___ MATERIALS PROVIDED ___
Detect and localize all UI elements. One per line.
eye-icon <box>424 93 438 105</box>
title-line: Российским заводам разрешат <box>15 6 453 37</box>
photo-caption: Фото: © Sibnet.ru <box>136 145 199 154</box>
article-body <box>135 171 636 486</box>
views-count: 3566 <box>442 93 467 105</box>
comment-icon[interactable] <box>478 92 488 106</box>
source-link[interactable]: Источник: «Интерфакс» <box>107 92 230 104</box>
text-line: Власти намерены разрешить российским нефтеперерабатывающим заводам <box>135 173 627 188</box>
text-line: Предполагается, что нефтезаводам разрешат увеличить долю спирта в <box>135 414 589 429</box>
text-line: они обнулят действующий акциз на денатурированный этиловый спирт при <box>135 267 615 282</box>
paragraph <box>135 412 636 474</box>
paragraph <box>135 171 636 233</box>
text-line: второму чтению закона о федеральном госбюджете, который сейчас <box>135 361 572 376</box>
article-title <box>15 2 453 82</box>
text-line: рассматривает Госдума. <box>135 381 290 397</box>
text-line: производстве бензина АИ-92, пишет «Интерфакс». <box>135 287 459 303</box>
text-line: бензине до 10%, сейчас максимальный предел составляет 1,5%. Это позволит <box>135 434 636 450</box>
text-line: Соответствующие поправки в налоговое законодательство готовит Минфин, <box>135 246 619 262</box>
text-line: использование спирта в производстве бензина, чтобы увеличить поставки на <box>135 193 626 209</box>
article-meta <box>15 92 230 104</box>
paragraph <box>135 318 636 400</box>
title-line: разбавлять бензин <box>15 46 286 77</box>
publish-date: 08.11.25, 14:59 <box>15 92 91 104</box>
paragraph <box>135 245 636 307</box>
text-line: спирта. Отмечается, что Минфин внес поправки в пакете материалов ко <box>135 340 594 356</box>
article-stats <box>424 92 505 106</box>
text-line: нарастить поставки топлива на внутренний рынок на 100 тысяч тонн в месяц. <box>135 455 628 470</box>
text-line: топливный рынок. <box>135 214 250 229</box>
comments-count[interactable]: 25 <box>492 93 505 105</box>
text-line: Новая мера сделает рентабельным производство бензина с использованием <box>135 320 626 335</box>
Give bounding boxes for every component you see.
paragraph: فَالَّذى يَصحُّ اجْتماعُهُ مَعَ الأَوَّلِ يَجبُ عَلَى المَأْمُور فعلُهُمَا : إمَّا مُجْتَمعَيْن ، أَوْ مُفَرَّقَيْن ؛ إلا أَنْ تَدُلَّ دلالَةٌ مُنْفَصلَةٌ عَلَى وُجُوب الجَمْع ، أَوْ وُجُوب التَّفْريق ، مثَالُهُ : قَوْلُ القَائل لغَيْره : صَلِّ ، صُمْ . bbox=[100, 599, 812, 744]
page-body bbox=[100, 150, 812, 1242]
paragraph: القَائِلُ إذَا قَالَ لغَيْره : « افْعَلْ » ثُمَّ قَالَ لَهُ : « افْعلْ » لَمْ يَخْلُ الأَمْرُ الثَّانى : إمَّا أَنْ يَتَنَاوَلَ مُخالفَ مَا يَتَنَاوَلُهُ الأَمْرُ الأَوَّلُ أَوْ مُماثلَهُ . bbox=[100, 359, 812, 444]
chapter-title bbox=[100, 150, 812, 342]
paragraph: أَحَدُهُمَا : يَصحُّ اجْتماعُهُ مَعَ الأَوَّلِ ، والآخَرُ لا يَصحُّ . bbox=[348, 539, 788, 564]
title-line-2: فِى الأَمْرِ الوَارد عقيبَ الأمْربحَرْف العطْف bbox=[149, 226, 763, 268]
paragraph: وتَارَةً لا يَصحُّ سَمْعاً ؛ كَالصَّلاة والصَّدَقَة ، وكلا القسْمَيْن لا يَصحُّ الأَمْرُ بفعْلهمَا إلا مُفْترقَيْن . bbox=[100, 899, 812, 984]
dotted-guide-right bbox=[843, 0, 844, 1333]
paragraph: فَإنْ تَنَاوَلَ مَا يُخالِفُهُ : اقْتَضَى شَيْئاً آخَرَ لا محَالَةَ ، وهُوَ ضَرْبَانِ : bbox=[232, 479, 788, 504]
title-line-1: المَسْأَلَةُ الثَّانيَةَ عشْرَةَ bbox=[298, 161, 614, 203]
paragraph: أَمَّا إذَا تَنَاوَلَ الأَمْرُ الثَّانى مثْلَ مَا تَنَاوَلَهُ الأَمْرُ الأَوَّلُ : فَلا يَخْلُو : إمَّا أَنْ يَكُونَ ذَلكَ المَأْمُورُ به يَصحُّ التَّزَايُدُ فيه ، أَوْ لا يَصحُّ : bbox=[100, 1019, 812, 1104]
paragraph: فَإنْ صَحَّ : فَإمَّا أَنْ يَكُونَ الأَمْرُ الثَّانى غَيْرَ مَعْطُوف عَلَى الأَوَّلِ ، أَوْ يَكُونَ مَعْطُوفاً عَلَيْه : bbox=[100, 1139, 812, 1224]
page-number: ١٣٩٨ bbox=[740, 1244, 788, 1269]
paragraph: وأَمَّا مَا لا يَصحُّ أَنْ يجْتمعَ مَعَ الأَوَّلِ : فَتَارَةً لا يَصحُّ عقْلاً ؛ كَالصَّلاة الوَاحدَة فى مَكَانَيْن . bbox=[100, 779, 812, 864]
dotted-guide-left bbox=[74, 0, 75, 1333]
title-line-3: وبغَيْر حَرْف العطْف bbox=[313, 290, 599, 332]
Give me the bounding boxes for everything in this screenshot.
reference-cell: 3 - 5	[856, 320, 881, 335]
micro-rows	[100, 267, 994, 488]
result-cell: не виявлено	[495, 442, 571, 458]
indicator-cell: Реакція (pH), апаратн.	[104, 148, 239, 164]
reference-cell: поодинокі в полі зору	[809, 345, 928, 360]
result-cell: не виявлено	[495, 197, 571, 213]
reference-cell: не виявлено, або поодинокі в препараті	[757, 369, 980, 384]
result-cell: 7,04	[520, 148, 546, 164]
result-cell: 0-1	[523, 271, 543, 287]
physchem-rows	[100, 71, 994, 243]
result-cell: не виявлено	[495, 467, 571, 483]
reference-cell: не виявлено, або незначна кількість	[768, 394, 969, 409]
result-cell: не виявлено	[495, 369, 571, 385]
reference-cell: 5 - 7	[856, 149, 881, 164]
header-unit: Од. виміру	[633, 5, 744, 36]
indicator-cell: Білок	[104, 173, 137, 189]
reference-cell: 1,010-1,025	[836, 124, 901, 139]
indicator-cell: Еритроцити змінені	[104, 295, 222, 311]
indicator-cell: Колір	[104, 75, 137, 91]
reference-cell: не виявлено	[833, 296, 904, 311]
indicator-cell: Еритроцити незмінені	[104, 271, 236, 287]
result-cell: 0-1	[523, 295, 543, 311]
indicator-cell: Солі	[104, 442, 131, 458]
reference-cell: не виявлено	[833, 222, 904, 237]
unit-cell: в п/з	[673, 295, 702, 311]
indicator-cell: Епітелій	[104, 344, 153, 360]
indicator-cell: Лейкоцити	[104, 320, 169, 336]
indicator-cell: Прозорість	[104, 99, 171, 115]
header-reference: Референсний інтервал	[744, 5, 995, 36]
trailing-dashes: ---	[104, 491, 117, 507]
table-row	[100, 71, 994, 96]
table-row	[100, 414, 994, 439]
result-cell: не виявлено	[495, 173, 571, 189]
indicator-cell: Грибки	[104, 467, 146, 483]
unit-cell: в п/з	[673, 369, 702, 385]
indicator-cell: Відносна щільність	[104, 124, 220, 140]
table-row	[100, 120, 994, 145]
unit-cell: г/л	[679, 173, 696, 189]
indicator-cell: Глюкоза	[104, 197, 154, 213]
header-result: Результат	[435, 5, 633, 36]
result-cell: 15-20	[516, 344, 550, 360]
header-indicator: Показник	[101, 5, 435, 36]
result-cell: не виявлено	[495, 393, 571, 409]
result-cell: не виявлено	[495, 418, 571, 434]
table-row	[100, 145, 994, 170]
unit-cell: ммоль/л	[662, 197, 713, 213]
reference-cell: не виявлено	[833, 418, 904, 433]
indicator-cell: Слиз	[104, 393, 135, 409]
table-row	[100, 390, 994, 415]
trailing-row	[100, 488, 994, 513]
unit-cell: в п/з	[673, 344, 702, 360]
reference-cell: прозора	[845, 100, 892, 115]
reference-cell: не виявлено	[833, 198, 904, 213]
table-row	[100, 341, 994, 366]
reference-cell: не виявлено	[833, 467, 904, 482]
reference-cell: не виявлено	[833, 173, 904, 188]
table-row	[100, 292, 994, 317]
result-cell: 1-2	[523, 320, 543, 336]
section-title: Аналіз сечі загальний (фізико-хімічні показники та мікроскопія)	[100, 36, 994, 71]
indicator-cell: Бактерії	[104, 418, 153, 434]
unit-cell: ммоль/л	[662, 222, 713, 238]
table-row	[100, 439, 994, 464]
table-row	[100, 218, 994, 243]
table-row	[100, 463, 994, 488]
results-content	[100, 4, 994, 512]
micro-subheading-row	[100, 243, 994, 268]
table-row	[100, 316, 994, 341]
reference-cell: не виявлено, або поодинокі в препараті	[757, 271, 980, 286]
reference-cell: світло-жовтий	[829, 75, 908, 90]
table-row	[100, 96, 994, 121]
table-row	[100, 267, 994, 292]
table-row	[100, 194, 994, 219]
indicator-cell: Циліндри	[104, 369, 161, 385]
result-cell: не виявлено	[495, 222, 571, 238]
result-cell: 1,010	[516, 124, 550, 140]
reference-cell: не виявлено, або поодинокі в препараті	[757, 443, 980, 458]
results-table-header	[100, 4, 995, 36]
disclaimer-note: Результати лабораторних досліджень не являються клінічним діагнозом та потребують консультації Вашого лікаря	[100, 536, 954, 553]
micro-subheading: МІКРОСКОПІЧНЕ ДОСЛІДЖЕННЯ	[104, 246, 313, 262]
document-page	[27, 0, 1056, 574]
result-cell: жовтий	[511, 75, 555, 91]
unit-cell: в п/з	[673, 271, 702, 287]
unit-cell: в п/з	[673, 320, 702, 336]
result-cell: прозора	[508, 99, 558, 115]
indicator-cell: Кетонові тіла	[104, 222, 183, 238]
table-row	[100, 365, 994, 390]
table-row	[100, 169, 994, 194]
___
DO THIS ▸
Swap every "paragraph" for "text-block" in everything from the start of the records down to the line containing "article-stats <box>424 92 505 106</box>", and give those lines again with nothing else changed.

SOLUTION TO THE EXERCISE ▸
Detect and localize all UI elements. One per line.
eye-icon <box>424 93 438 105</box>
title-line: Российским заводам разрешат <box>15 6 453 37</box>
photo-caption: Фото: © Sibnet.ru <box>136 145 199 154</box>
article-body <box>135 171 636 486</box>
views-count: 3566 <box>442 93 467 105</box>
comment-icon[interactable] <box>478 92 488 106</box>
source-link[interactable]: Источник: «Интерфакс» <box>107 92 230 104</box>
text-line: Власти намерены разрешить российским нефтеперерабатывающим заводам <box>135 173 627 188</box>
text-line: Предполагается, что нефтезаводам разрешат увеличить долю спирта в <box>135 414 589 429</box>
text-line: они обнулят действующий акциз на денатурированный этиловый спирт при <box>135 267 615 282</box>
text-block <box>135 412 636 474</box>
text-block <box>135 171 636 233</box>
text-line: второму чтению закона о федеральном госбюджете, который сейчас <box>135 361 572 376</box>
article-title <box>15 2 453 82</box>
text-line: рассматривает Госдума. <box>135 381 290 397</box>
text-line: производстве бензина АИ-92, пишет «Интерфакс». <box>135 287 459 303</box>
text-line: бензине до 10%, сейчас максимальный предел составляет 1,5%. Это позволит <box>135 434 636 450</box>
text-line: Соответствующие поправки в налоговое законодательство готовит Минфин, <box>135 246 619 262</box>
text-line: использование спирта в производстве бензина, чтобы увеличить поставки на <box>135 193 626 209</box>
article-meta <box>15 92 230 104</box>
text-block <box>135 318 636 400</box>
title-line: разбавлять бензин <box>15 46 286 77</box>
publish-date: 08.11.25, 14:59 <box>15 92 91 104</box>
text-block <box>135 245 636 307</box>
text-line: спирта. Отмечается, что Минфин внес поправки в пакете материалов ко <box>135 340 594 356</box>
article-stats <box>424 92 505 106</box>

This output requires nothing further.